**Task instructions**
Go through the records and copy each line where the word "БЕЗОПАСНОСТЬ" occurs.

**Raw data**
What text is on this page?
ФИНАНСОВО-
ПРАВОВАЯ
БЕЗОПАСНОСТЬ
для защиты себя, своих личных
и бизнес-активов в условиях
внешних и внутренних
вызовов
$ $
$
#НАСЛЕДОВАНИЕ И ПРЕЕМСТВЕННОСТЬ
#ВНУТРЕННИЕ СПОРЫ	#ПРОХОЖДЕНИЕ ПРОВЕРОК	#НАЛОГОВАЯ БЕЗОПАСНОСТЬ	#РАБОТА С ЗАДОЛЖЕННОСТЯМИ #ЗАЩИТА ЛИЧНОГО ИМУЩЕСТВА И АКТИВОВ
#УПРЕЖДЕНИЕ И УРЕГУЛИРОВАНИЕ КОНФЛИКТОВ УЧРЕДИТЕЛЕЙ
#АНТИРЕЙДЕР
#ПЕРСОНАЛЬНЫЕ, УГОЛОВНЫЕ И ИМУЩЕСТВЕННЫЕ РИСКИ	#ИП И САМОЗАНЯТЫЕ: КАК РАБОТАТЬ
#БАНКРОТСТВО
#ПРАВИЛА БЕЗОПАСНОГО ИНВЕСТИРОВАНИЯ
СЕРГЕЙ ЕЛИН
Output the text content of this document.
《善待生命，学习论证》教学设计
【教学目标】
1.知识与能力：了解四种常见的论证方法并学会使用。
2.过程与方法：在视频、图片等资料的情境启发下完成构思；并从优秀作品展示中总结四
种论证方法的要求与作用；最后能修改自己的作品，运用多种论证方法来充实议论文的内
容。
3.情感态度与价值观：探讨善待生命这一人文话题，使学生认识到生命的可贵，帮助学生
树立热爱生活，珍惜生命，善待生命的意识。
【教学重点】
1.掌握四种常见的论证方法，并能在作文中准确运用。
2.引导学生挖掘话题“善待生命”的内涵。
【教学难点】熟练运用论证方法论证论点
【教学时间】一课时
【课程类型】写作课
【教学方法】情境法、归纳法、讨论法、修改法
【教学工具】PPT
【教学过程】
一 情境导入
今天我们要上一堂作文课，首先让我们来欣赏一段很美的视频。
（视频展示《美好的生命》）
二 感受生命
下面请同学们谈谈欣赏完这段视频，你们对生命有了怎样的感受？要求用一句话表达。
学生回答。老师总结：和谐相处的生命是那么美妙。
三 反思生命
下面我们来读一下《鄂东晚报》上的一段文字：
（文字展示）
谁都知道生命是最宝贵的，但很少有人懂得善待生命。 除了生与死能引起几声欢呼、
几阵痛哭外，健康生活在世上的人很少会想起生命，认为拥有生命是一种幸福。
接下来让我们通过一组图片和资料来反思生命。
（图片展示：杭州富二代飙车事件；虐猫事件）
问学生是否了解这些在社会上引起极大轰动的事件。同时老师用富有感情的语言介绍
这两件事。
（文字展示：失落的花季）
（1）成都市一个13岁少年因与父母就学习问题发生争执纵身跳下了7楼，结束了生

**Response**
БЕЗОПАСНОСТЬ
#ВНУТРЕННИЕ СПОРЫ	#ПРОХОЖДЕНИЕ ПРОВЕРОК	#НАЛОГОВАЯ БЕЗОПАСНОСТЬ	#РАБОТА С ЗАДОЛЖЕННОСТЯМИ #ЗАЩИТА ЛИЧНОГО ИМУЩЕСТВА И АКТИВОВ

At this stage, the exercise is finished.